begin

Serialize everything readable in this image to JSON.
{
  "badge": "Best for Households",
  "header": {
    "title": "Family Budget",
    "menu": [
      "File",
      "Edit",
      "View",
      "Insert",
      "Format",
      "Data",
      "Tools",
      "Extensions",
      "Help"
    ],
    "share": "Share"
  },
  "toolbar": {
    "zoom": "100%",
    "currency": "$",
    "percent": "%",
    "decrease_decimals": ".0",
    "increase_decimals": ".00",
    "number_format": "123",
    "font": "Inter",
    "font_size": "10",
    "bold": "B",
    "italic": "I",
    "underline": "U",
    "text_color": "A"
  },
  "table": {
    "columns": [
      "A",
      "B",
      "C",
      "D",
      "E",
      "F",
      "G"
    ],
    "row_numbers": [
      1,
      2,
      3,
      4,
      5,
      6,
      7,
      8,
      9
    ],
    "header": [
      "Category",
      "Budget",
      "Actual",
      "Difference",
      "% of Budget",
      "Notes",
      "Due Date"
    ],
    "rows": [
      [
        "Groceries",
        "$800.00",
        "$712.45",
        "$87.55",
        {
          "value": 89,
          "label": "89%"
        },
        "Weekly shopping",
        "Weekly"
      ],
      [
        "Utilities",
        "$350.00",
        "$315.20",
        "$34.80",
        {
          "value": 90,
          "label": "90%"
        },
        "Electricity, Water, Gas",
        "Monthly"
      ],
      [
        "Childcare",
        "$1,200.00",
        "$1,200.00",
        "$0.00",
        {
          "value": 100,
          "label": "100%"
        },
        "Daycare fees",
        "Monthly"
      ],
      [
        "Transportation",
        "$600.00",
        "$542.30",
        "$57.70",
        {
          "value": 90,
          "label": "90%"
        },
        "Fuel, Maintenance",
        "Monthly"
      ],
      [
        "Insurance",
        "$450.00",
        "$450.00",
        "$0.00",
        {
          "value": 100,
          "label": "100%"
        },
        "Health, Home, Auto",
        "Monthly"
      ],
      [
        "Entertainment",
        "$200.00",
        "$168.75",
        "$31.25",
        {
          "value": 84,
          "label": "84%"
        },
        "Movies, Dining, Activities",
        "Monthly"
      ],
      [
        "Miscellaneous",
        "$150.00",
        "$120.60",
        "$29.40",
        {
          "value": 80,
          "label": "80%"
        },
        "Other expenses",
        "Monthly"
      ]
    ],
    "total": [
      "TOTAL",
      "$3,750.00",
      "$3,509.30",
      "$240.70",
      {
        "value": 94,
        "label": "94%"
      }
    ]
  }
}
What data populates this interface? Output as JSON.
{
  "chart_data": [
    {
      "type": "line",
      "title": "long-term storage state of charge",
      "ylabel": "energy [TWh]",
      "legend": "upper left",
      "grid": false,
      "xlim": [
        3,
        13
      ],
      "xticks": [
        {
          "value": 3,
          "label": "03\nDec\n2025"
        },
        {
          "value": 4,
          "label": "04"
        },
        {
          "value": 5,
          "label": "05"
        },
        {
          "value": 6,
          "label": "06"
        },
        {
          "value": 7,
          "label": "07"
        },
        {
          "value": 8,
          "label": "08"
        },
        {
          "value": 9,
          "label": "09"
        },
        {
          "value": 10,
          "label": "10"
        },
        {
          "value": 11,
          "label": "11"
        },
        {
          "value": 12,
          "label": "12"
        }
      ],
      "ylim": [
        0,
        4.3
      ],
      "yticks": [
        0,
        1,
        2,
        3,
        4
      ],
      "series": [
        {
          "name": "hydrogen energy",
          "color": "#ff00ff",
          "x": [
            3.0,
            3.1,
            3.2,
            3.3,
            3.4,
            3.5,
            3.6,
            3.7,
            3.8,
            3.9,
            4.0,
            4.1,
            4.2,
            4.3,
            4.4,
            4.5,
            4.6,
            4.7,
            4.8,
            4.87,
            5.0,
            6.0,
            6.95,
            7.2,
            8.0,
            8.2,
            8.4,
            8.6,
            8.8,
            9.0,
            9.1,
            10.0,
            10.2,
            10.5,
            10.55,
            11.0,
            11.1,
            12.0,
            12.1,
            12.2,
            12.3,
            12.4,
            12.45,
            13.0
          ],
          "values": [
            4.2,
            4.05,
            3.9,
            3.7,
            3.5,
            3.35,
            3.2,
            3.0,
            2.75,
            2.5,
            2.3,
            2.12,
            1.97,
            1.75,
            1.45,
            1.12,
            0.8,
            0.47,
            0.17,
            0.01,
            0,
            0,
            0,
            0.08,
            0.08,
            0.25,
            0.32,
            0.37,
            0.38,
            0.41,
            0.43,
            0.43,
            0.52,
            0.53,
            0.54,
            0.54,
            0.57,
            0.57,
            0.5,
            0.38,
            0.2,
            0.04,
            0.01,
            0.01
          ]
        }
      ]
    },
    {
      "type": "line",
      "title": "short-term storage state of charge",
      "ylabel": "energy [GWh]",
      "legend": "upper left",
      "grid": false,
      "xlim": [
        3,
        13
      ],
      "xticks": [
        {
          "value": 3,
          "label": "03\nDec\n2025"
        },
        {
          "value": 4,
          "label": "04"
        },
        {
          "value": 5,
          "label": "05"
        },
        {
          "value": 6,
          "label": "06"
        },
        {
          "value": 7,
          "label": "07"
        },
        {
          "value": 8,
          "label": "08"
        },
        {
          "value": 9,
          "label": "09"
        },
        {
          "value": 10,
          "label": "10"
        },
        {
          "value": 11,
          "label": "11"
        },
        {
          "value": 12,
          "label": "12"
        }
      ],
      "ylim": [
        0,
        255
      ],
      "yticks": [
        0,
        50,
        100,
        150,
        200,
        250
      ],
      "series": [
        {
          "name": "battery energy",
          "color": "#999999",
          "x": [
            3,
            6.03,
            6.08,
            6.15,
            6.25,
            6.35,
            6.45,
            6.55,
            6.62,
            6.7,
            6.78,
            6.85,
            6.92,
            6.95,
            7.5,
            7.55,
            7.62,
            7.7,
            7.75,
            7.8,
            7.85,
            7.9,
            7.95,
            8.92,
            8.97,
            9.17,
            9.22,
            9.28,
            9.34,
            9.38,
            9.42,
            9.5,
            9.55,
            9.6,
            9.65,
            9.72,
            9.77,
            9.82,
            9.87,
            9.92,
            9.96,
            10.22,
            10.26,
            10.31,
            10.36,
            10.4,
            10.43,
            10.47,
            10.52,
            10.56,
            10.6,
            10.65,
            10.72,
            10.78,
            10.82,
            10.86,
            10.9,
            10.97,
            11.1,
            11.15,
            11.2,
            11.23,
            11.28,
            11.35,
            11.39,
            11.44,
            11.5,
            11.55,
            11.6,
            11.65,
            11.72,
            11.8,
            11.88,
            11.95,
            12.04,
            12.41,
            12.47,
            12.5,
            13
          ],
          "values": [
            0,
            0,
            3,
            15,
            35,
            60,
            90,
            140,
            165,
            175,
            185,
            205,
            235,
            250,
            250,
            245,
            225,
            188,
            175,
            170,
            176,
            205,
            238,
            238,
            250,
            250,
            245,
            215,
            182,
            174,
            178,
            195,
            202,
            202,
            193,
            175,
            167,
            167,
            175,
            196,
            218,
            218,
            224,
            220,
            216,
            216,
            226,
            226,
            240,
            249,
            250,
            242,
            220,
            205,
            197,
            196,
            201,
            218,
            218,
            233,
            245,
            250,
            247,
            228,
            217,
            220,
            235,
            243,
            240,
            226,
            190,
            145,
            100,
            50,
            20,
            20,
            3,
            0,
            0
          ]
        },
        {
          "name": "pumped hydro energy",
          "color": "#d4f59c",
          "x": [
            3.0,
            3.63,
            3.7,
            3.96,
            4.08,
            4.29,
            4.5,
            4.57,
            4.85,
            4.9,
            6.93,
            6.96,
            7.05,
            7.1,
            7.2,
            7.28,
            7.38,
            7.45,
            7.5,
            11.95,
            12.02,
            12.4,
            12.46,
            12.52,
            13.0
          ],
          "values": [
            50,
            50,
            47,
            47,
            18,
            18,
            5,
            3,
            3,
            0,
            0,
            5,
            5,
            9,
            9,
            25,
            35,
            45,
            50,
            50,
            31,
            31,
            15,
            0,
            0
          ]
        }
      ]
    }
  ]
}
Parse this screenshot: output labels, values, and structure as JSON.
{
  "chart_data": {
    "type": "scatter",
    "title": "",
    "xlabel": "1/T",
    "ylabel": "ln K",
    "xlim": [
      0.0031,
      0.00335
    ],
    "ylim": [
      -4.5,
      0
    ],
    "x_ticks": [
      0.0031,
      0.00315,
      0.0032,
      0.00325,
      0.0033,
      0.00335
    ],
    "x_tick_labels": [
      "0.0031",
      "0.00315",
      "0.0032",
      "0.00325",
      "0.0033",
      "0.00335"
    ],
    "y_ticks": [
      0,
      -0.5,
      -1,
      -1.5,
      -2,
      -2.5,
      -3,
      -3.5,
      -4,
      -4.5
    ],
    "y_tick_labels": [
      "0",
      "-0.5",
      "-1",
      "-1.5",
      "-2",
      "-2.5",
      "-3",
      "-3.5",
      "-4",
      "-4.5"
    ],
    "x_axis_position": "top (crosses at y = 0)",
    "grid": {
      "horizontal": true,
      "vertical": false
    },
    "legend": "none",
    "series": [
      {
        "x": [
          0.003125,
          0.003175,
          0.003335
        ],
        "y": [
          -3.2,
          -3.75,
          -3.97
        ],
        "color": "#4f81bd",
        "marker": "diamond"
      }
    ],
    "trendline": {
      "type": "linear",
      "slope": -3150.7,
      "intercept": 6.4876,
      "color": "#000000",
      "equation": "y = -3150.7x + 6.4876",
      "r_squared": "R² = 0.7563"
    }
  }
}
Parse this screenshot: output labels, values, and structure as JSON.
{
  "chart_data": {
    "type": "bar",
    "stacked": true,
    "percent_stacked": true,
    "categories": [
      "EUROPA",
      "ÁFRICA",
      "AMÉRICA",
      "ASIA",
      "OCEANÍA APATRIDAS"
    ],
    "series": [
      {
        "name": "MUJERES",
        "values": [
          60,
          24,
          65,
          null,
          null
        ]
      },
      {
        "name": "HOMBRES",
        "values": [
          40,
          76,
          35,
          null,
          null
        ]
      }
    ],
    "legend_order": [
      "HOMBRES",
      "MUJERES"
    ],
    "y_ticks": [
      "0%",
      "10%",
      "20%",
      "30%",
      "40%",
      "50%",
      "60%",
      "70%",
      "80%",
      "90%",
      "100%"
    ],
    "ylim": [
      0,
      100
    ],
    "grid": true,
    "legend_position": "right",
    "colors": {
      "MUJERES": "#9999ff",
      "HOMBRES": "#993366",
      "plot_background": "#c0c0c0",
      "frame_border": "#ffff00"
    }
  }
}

end

> _EXERCISE_: Using the listing, copy every line where the word "state" shows up.

> _FULL ANSWER_:
      "title": "long-term storage state of charge",
      "title": "short-term storage state of charge",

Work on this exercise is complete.